» **Instructions for the task**
The records below are to be repeated in full, exactly as they are.

» **The input**
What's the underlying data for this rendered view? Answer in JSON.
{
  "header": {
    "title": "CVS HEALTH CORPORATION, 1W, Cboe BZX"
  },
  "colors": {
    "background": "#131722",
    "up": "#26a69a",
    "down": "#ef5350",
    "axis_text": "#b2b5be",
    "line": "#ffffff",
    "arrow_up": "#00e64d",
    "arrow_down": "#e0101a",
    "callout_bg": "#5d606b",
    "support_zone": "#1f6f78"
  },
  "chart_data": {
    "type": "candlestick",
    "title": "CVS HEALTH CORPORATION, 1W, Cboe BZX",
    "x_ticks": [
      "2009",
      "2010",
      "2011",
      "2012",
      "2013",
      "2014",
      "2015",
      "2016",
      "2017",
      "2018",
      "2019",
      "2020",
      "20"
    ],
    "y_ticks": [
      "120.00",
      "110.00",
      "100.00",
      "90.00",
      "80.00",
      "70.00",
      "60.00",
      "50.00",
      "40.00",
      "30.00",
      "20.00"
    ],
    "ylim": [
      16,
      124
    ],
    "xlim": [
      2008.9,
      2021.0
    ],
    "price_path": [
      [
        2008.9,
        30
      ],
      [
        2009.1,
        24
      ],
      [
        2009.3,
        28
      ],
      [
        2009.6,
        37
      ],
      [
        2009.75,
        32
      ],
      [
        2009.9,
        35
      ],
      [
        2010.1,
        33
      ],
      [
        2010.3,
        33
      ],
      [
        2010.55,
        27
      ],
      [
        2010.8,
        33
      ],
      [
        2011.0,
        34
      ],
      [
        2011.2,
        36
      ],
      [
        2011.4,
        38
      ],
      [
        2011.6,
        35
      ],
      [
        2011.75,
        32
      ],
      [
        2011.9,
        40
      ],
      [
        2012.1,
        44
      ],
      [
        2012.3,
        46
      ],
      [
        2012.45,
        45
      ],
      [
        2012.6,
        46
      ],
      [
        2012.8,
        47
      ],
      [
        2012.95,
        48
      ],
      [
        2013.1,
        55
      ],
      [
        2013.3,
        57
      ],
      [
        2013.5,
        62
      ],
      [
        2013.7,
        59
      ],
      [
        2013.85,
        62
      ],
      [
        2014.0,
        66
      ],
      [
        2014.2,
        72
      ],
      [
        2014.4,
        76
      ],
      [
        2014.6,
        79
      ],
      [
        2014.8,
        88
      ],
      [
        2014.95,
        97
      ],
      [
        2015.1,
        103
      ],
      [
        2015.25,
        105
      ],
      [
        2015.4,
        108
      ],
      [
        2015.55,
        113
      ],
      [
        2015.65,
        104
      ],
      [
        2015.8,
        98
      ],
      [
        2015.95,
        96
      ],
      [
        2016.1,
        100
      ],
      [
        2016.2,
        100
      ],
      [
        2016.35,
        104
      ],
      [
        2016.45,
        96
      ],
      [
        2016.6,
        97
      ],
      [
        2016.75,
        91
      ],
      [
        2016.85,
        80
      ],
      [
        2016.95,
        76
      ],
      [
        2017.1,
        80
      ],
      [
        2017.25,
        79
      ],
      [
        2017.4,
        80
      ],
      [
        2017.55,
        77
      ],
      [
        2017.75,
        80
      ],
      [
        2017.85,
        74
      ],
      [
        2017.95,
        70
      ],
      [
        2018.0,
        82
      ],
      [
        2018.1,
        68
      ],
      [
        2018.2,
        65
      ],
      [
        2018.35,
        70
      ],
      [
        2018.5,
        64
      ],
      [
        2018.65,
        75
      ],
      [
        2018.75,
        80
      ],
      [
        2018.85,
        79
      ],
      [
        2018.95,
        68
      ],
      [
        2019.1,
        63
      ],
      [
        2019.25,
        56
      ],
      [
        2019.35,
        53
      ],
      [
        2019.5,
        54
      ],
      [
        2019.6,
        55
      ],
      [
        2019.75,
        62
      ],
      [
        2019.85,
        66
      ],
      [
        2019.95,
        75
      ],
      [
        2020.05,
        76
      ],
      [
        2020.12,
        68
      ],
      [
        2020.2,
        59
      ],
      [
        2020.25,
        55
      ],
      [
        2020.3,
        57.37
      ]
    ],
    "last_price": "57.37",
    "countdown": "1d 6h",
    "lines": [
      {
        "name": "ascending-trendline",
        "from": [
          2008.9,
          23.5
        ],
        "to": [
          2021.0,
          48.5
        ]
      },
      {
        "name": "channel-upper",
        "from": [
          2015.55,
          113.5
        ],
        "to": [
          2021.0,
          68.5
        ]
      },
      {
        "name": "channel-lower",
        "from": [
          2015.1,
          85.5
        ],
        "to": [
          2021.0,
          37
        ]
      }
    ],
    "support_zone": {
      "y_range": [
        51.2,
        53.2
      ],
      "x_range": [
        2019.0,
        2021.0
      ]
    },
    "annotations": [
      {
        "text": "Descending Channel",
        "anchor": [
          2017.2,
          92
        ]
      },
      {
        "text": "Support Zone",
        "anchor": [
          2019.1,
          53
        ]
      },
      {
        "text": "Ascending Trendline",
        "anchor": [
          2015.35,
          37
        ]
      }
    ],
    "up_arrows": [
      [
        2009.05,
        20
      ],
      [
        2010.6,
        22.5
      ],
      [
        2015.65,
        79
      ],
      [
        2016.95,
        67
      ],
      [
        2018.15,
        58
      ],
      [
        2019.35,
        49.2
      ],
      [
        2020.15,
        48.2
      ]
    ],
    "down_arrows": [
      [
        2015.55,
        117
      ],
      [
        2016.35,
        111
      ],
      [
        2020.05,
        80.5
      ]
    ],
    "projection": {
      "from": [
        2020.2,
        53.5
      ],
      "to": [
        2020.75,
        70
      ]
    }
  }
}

» **Solution to this task**
What's the underlying data for this rendered view? Answer in JSON.
{
  "header": {
    "title": "CVS HEALTH CORPORATION, 1W, Cboe BZX"
  },
  "colors": {
    "background": "#131722",
    "up": "#26a69a",
    "down": "#ef5350",
    "axis_text": "#b2b5be",
    "line": "#ffffff",
    "arrow_up": "#00e64d",
    "arrow_down": "#e0101a",
    "callout_bg": "#5d606b",
    "support_zone": "#1f6f78"
  },
  "chart_data": {
    "type": "candlestick",
    "title": "CVS HEALTH CORPORATION, 1W, Cboe BZX",
    "x_ticks": [
      "2009",
      "2010",
      "2011",
      "2012",
      "2013",
      "2014",
      "2015",
      "2016",
      "2017",
      "2018",
      "2019",
      "2020",
      "20"
    ],
    "y_ticks": [
      "120.00",
      "110.00",
      "100.00",
      "90.00",
      "80.00",
      "70.00",
      "60.00",
      "50.00",
      "40.00",
      "30.00",
      "20.00"
    ],
    "ylim": [
      16,
      124
    ],
    "xlim": [
      2008.9,
      2021.0
    ],
    "price_path": [
      [
        2008.9,
        30
      ],
      [
        2009.1,
        24
      ],
      [
        2009.3,
        28
      ],
      [
        2009.6,
        37
      ],
      [
        2009.75,
        32
      ],
      [
        2009.9,
        35
      ],
      [
        2010.1,
        33
      ],
      [
        2010.3,
        33
      ],
      [
        2010.55,
        27
      ],
      [
        2010.8,
        33
      ],
      [
        2011.0,
        34
      ],
      [
        2011.2,
        36
      ],
      [
        2011.4,
        38
      ],
      [
        2011.6,
        35
      ],
      [
        2011.75,
        32
      ],
      [
        2011.9,
        40
      ],
      [
        2012.1,
        44
      ],
      [
        2012.3,
        46
      ],
      [
        2012.45,
        45
      ],
      [
        2012.6,
        46
      ],
      [
        2012.8,
        47
      ],
      [
        2012.95,
        48
      ],
      [
        2013.1,
        55
      ],
      [
        2013.3,
        57
      ],
      [
        2013.5,
        62
      ],
      [
        2013.7,
        59
      ],
      [
        2013.85,
        62
      ],
      [
        2014.0,
        66
      ],
      [
        2014.2,
        72
      ],
      [
        2014.4,
        76
      ],
      [
        2014.6,
        79
      ],
      [
        2014.8,
        88
      ],
      [
        2014.95,
        97
      ],
      [
        2015.1,
        103
      ],
      [
        2015.25,
        105
      ],
      [
        2015.4,
        108
      ],
      [
        2015.55,
        113
      ],
      [
        2015.65,
        104
      ],
      [
        2015.8,
        98
      ],
      [
        2015.95,
        96
      ],
      [
        2016.1,
        100
      ],
      [
        2016.2,
        100
      ],
      [
        2016.35,
        104
      ],
      [
        2016.45,
        96
      ],
      [
        2016.6,
        97
      ],
      [
        2016.75,
        91
      ],
      [
        2016.85,
        80
      ],
      [
        2016.95,
        76
      ],
      [
        2017.1,
        80
      ],
      [
        2017.25,
        79
      ],
      [
        2017.4,
        80
      ],
      [
        2017.55,
        77
      ],
      [
        2017.75,
        80
      ],
      [
        2017.85,
        74
      ],
      [
        2017.95,
        70
      ],
      [
        2018.0,
        82
      ],
      [
        2018.1,
        68
      ],
      [
        2018.2,
        65
      ],
      [
        2018.35,
        70
      ],
      [
        2018.5,
        64
      ],
      [
        2018.65,
        75
      ],
      [
        2018.75,
        80
      ],
      [
        2018.85,
        79
      ],
      [
        2018.95,
        68
      ],
      [
        2019.1,
        63
      ],
      [
        2019.25,
        56
      ],
      [
        2019.35,
        53
      ],
      [
        2019.5,
        54
      ],
      [
        2019.6,
        55
      ],
      [
        2019.75,
        62
      ],
      [
        2019.85,
        66
      ],
      [
        2019.95,
        75
      ],
      [
        2020.05,
        76
      ],
      [
        2020.12,
        68
      ],
      [
        2020.2,
        59
      ],
      [
        2020.25,
        55
      ],
      [
        2020.3,
        57.37
      ]
    ],
    "last_price": "57.37",
    "countdown": "1d 6h",
    "lines": [
      {
        "name": "ascending-trendline",
        "from": [
          2008.9,
          23.5
        ],
        "to": [
          2021.0,
          48.5
        ]
      },
      {
        "name": "channel-upper",
        "from": [
          2015.55,
          113.5
        ],
        "to": [
          2021.0,
          68.5
        ]
      },
      {
        "name": "channel-lower",
        "from": [
          2015.1,
          85.5
        ],
        "to": [
          2021.0,
          37
        ]
      }
    ],
    "support_zone": {
      "y_range": [
        51.2,
        53.2
      ],
      "x_range": [
        2019.0,
        2021.0
      ]
    },
    "annotations": [
      {
        "text": "Descending Channel",
        "anchor": [
          2017.2,
          92
        ]
      },
      {
        "text": "Support Zone",
        "anchor": [
          2019.1,
          53
        ]
      },
      {
        "text": "Ascending Trendline",
        "anchor": [
          2015.35,
          37
        ]
      }
    ],
    "up_arrows": [
      [
        2009.05,
        20
      ],
      [
        2010.6,
        22.5
      ],
      [
        2015.65,
        79
      ],
      [
        2016.95,
        67
      ],
      [
        2018.15,
        58
      ],
      [
        2019.35,
        49.2
      ],
      [
        2020.15,
        48.2
      ]
    ],
    "down_arrows": [
      [
        2015.55,
        117
      ],
      [
        2016.35,
        111
      ],
      [
        2020.05,
        80.5
      ]
    ],
    "projection": {
      "from": [
        2020.2,
        53.5
      ],
      "to": [
        2020.75,
        70
      ]
    }
  }
}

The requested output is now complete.